▶ [EXERCISE AIM]: Print each line of the listing once more, precisely as given.

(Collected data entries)
━━━━━━━━━━━━━━━━━━━━━━━━━━━━━━
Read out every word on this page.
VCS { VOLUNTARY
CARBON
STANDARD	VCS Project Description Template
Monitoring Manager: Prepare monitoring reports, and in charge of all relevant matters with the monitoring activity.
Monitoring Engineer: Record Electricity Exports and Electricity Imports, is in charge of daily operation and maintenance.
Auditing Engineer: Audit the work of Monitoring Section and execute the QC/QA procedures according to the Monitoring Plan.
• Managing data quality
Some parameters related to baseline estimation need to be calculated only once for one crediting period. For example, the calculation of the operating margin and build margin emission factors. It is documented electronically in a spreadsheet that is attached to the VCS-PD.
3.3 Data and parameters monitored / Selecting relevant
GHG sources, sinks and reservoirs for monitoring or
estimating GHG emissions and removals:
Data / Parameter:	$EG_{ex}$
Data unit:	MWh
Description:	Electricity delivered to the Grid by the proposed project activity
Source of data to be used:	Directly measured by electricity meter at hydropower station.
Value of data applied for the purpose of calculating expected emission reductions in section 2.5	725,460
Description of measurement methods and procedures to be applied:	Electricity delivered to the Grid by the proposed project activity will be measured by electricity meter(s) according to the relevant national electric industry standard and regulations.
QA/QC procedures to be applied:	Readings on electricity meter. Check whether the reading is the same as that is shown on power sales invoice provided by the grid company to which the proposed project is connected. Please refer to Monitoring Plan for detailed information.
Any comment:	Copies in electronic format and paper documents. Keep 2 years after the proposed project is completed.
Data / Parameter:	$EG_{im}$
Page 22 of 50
━━━━━━━━━━━━━━━━━━━━━━━━━━━━━━
▶ [RESULT]:
Read out every word on this page.
VCS { VOLUNTARY
CARBON
STANDARD	VCS Project Description Template
Monitoring Manager: Prepare monitoring reports, and in charge of all relevant matters with the monitoring activity.
Monitoring Engineer: Record Electricity Exports and Electricity Imports, is in charge of daily operation and maintenance.
Auditing Engineer: Audit the work of Monitoring Section and execute the QC/QA procedures according to the Monitoring Plan.
• Managing data quality
Some parameters related to baseline estimation need to be calculated only once for one crediting period. For example, the calculation of the operating margin and build margin emission factors. It is documented electronically in a spreadsheet that is attached to the VCS-PD.
3.3 Data and parameters monitored / Selecting relevant
GHG sources, sinks and reservoirs for monitoring or
estimating GHG emissions and removals:
Data / Parameter:	$EG_{ex}$
Data unit:	MWh
Description:	Electricity delivered to the Grid by the proposed project activity
Source of data to be used:	Directly measured by electricity meter at hydropower station.
Value of data applied for the purpose of calculating expected emission reductions in section 2.5	725,460
Description of measurement methods and procedures to be applied:	Electricity delivered to the Grid by the proposed project activity will be measured by electricity meter(s) according to the relevant national electric industry standard and regulations.
QA/QC procedures to be applied:	Readings on electricity meter. Check whether the reading is the same as that is shown on power sales invoice provided by the grid company to which the proposed project is connected. Please refer to Monitoring Plan for detailed information.
Any comment:	Copies in electronic format and paper documents. Keep 2 years after the proposed project is completed.
Data / Parameter:	$EG_{im}$
Page 22 of 50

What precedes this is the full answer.